(Data items)
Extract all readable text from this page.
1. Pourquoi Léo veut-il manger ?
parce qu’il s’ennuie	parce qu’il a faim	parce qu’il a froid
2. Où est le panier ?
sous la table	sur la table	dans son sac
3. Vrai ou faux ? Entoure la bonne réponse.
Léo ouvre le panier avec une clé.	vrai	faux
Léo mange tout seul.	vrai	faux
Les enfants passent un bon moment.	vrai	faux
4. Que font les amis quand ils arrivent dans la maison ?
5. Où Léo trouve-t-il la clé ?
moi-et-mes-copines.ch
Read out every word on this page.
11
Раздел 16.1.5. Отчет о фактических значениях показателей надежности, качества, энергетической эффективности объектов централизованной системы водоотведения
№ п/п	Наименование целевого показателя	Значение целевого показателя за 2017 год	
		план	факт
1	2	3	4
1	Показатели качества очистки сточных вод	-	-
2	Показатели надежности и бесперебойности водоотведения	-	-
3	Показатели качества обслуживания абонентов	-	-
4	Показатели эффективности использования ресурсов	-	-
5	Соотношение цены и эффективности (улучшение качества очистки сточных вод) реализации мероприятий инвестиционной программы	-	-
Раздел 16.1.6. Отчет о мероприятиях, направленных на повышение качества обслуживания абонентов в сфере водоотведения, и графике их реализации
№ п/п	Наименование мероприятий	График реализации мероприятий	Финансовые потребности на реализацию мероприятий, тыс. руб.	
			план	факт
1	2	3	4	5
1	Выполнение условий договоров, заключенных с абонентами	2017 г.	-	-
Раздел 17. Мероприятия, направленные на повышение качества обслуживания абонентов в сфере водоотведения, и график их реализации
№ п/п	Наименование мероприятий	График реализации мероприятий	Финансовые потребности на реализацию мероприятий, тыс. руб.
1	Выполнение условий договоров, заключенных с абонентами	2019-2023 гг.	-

AIM OF THE EXERCISE: Copy out the lines that hold "panier".

RESPONSE TO THE TASK:
2. Où est le panier ?
Léo ouvre le panier avec une clé.	vrai	faux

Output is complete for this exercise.